* PROMPT *
Reproduce all the entries exactly and keep the pictures out.

* EXTRACTED RECORDS *
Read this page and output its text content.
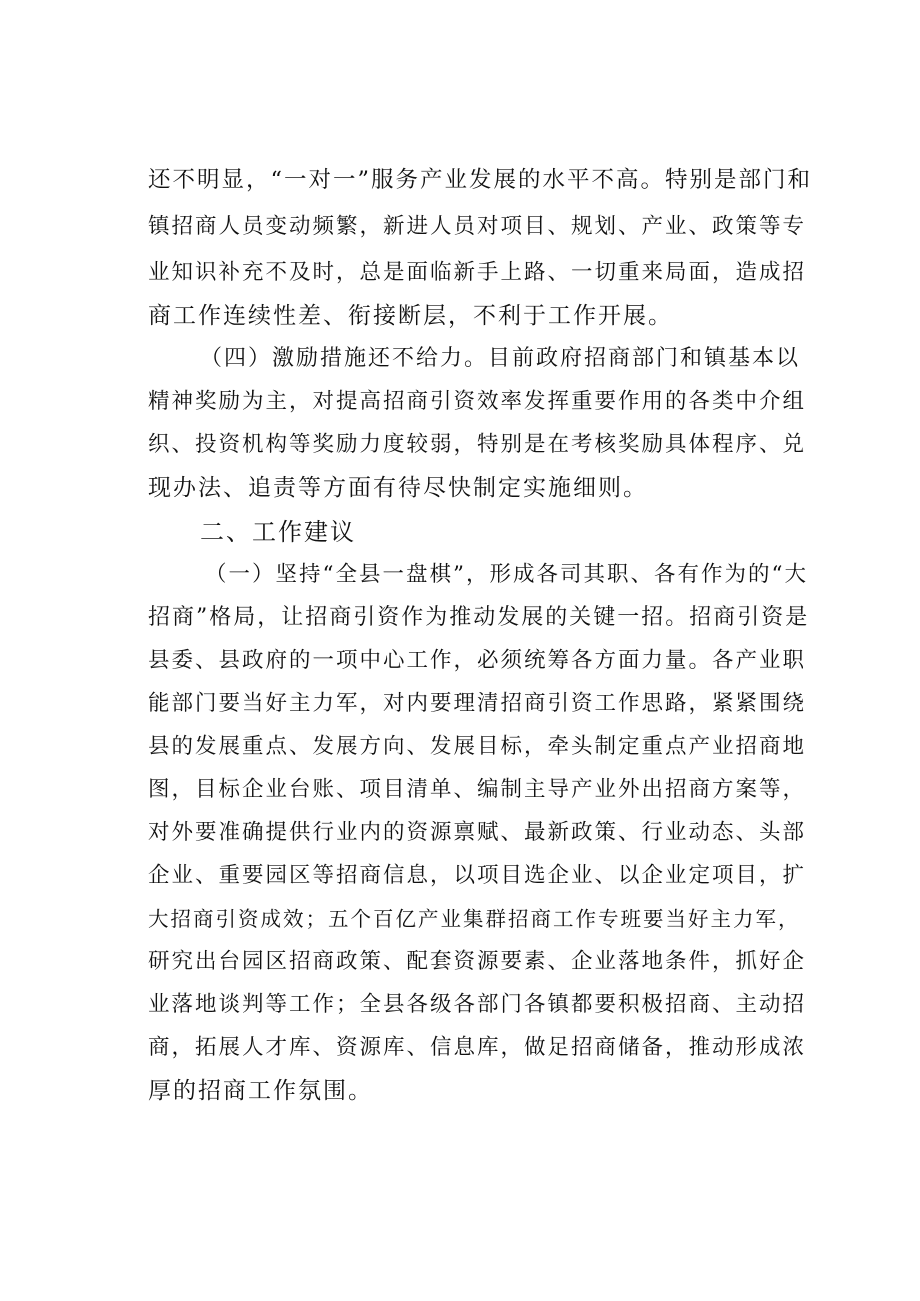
还不明显，“一对一”服务产业发展的水平不高。特别是部门和
镇招商人员变动频繁，新进人员对项目、规划、产业、政策等专
业知识补充不及时，总是面临新手上路、一切重来局面，造成招
商工作连续性差、衔接断层，不利于工作开展。
（四）激励措施还不给力。目前政府招商部门和镇基本以
精神奖励为主，对提高招商引资效率发挥重要作用的各类中介组
织、投资机构等奖励力度较弱，特别是在考核奖励具体程序、兑
现办法、追责等方面有待尽快制定实施细则。
二、工作建议
（一）坚持“全县一盘棋”，形成各司其职、各有作为的“大
招商”格局，让招商引资作为推动发展的关键一招。招商引资是
县委、县政府的一项中心工作，必须统筹各方面力量。各产业职
能部门要当好主力军，对内要理清招商引资工作思路，紧紧围绕
县的发展重点、发展方向、发展目标，牵头制定重点产业招商地
图，目标企业台账、项目清单、编制主导产业外出招商方案等，
对外要准确提供行业内的资源禀赋、最新政策、行业动态、头部
企业、重要园区等招商信息，以项目选企业、以企业定项目，扩
大招商引资成效；五个百亿产业集群招商工作专班要当好主力军，
研究出台园区招商政策、配套资源要素、企业落地条件，抓好企
业落地谈判等工作；全县各级各部门各镇都要积极招商、主动招
商，拓展人才库、资源库、信息库，做足招商储备，推动形成浓
厚的招商工作氛围。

* FINAL RESULT *
Read this page and output its text content.
还不明显，“一对一”服务产业发展的水平不高。特别是部门和
镇招商人员变动频繁，新进人员对项目、规划、产业、政策等专
业知识补充不及时，总是面临新手上路、一切重来局面，造成招
商工作连续性差、衔接断层，不利于工作开展。
（四）激励措施还不给力。目前政府招商部门和镇基本以
精神奖励为主，对提高招商引资效率发挥重要作用的各类中介组
织、投资机构等奖励力度较弱，特别是在考核奖励具体程序、兑
现办法、追责等方面有待尽快制定实施细则。
二、工作建议
（一）坚持“全县一盘棋”，形成各司其职、各有作为的“大
招商”格局，让招商引资作为推动发展的关键一招。招商引资是
县委、县政府的一项中心工作，必须统筹各方面力量。各产业职
能部门要当好主力军，对内要理清招商引资工作思路，紧紧围绕
县的发展重点、发展方向、发展目标，牵头制定重点产业招商地
图，目标企业台账、项目清单、编制主导产业外出招商方案等，
对外要准确提供行业内的资源禀赋、最新政策、行业动态、头部
企业、重要园区等招商信息，以项目选企业、以企业定项目，扩
大招商引资成效；五个百亿产业集群招商工作专班要当好主力军，
研究出台园区招商政策、配套资源要素、企业落地条件，抓好企
业落地谈判等工作；全县各级各部门各镇都要积极招商、主动招
商，拓展人才库、资源库、信息库，做足招商储备，推动形成浓
厚的招商工作氛围。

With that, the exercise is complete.